Problem description: Find every line of the listing below where "screenshot" appears, and copy it.

────

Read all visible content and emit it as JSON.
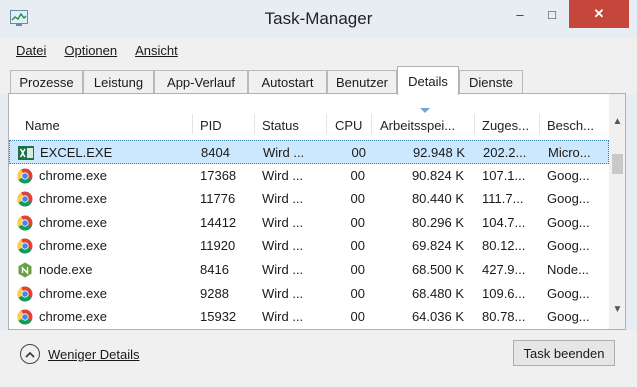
{
  "window": {
    "title": "Task-Manager",
    "minimize_glyph": "–",
    "maximize_glyph": "□",
    "close_glyph": "✕"
  },
  "menu": [
    {
      "label": "Datei"
    },
    {
      "label": "Optionen"
    },
    {
      "label": "Ansicht"
    }
  ],
  "tabs": [
    {
      "label": "Prozesse"
    },
    {
      "label": "Leistung"
    },
    {
      "label": "App-Verlauf"
    },
    {
      "label": "Autostart"
    },
    {
      "label": "Benutzer"
    },
    {
      "label": "Details",
      "active": true
    },
    {
      "label": "Dienste"
    }
  ],
  "table": {
    "columns": [
      "Name",
      "PID",
      "Status",
      "CPU",
      "Arbeitsspei...",
      "Zuges...",
      "Besch..."
    ],
    "rows": [
      {
        "icon": "excel-icon",
        "name": "EXCEL.EXE",
        "pid": "8404",
        "status": "Wird ...",
        "cpu": "00",
        "mem": "92.948 K",
        "commit": "202.2...",
        "desc": "Micro...",
        "selected": true
      },
      {
        "icon": "chrome-icon",
        "name": "chrome.exe",
        "pid": "17368",
        "status": "Wird ...",
        "cpu": "00",
        "mem": "90.824 K",
        "commit": "107.1...",
        "desc": "Goog..."
      },
      {
        "icon": "chrome-icon",
        "name": "chrome.exe",
        "pid": "11776",
        "status": "Wird ...",
        "cpu": "00",
        "mem": "80.440 K",
        "commit": "111.7...",
        "desc": "Goog..."
      },
      {
        "icon": "chrome-icon",
        "name": "chrome.exe",
        "pid": "14412",
        "status": "Wird ...",
        "cpu": "00",
        "mem": "80.296 K",
        "commit": "104.7...",
        "desc": "Goog..."
      },
      {
        "icon": "chrome-icon",
        "name": "chrome.exe",
        "pid": "11920",
        "status": "Wird ...",
        "cpu": "00",
        "mem": "69.824 K",
        "commit": "80.12...",
        "desc": "Goog..."
      },
      {
        "icon": "node-icon",
        "name": "node.exe",
        "pid": "8416",
        "status": "Wird ...",
        "cpu": "00",
        "mem": "68.500 K",
        "commit": "427.9...",
        "desc": "Node..."
      },
      {
        "icon": "chrome-icon",
        "name": "chrome.exe",
        "pid": "9288",
        "status": "Wird ...",
        "cpu": "00",
        "mem": "68.480 K",
        "commit": "109.6...",
        "desc": "Goog..."
      },
      {
        "icon": "chrome-icon",
        "name": "chrome.exe",
        "pid": "15932",
        "status": "Wird ...",
        "cpu": "00",
        "mem": "64.036 K",
        "commit": "80.78...",
        "desc": "Goog..."
      }
    ]
  },
  "footer": {
    "fewer_details": "Weniger Details",
    "end_task": "Task beenden"
  },
  "colors": {
    "selection": "#cce8ff",
    "close_button": "#c7463b",
    "excel_green": "#1e7145",
    "node_green": "#68a046"
  }
}
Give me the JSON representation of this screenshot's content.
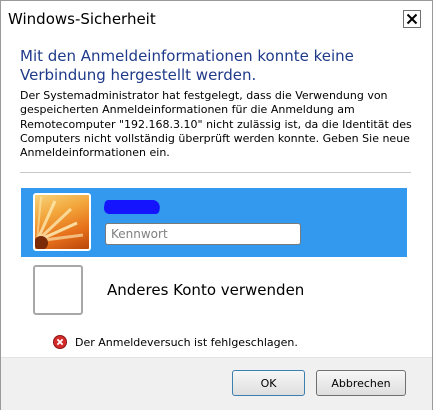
{
  "window": {
    "title": "Windows-Sicherheit",
    "close_icon": "close-icon"
  },
  "message": {
    "heading": "Mit den Anmeldeinformationen konnte keine Verbindung hergestellt werden.",
    "description": "Der Systemadministrator hat festgelegt, dass die Verwendung von gespeicherten Anmeldeinformationen für die Anmeldung am Remotecomputer \"192.168.3.10\" nicht zulässig ist, da die Identität des Computers nicht vollständig überprüft werden konnte. Geben Sie neue Anmeldeinformationen ein."
  },
  "accounts": {
    "selected": {
      "username": "",
      "password_placeholder": "Kennwort",
      "password_value": "",
      "avatar_icon": "flower-avatar-icon"
    },
    "other": {
      "label": "Anderes Konto verwenden",
      "avatar_icon": "empty-avatar-icon"
    }
  },
  "error": {
    "icon": "error-icon",
    "text": "Der Anmeldeversuch ist fehlgeschlagen."
  },
  "buttons": {
    "ok_label": "OK",
    "cancel_label": "Abbrechen"
  },
  "colors": {
    "selection": "#3399ee",
    "heading": "#1f3a8a",
    "error": "#d42b2b"
  }
}
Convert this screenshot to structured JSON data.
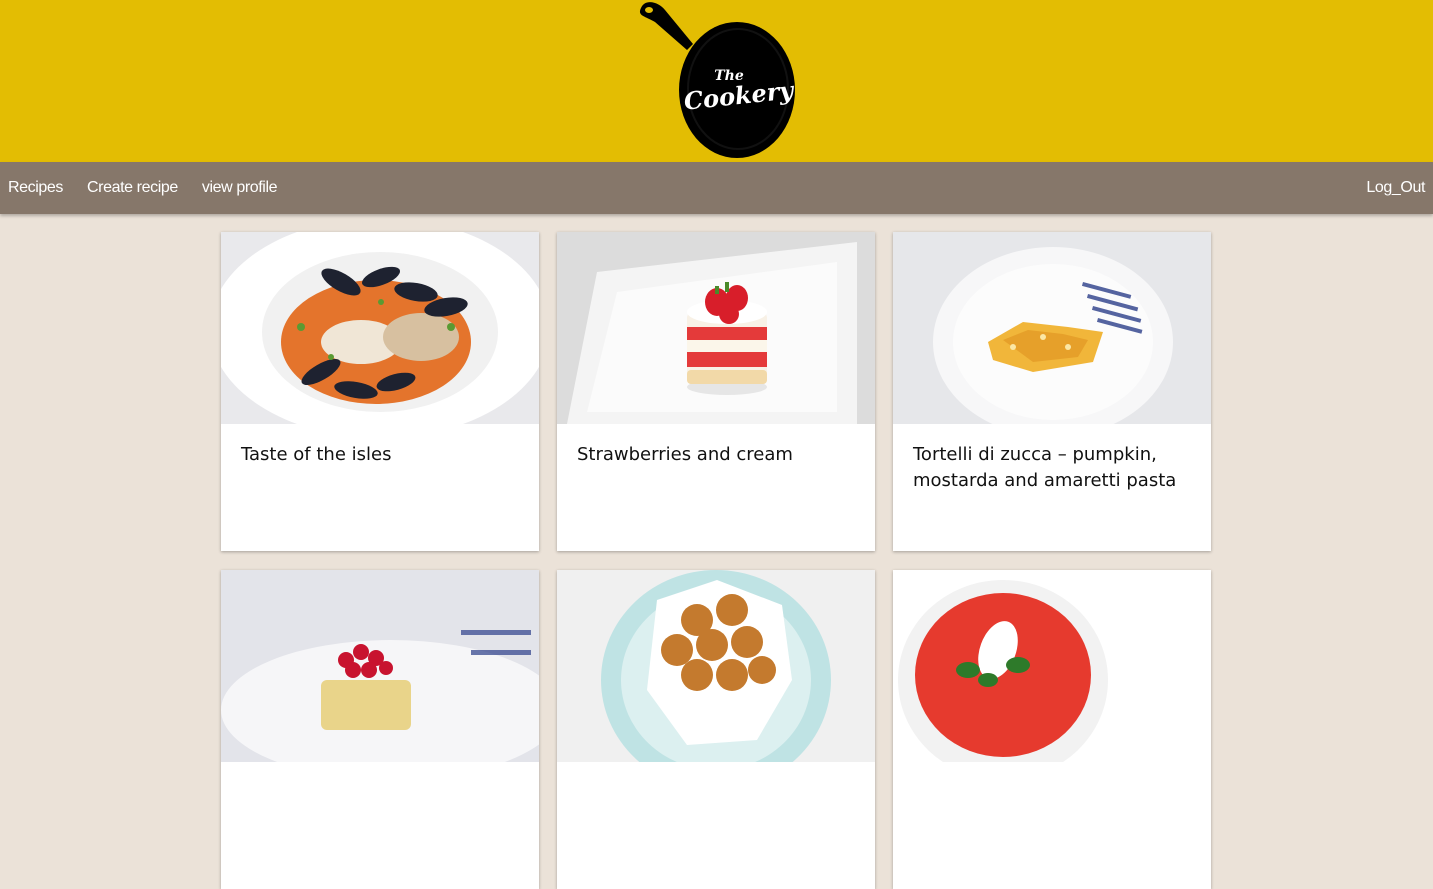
{
  "header": {
    "logo_text_top": "The",
    "logo_text_main": "Cookery",
    "brand_color": "#e3bd03"
  },
  "nav": {
    "items": [
      {
        "label": "Recipes"
      },
      {
        "label": "Create recipe"
      },
      {
        "label": "view profile"
      }
    ],
    "logout_label": "Log_Out",
    "background": "#86776a"
  },
  "recipes": [
    {
      "title": "Taste of the isles",
      "image": "mussels-fish-bowl"
    },
    {
      "title": "Strawberries and cream",
      "image": "strawberry-cake"
    },
    {
      "title": "Tortelli di zucca – pumpkin, mostarda and amaretti pasta",
      "image": "pumpkin-pasta-plate"
    },
    {
      "title": "",
      "image": "raspberry-tart"
    },
    {
      "title": "",
      "image": "sugar-doughnuts"
    },
    {
      "title": "",
      "image": "tomato-soup-mozzarella"
    }
  ]
}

────

Expected answer:
Give me the JSON representation of this screenshot's content.
Convert this screenshot to structured JSON data.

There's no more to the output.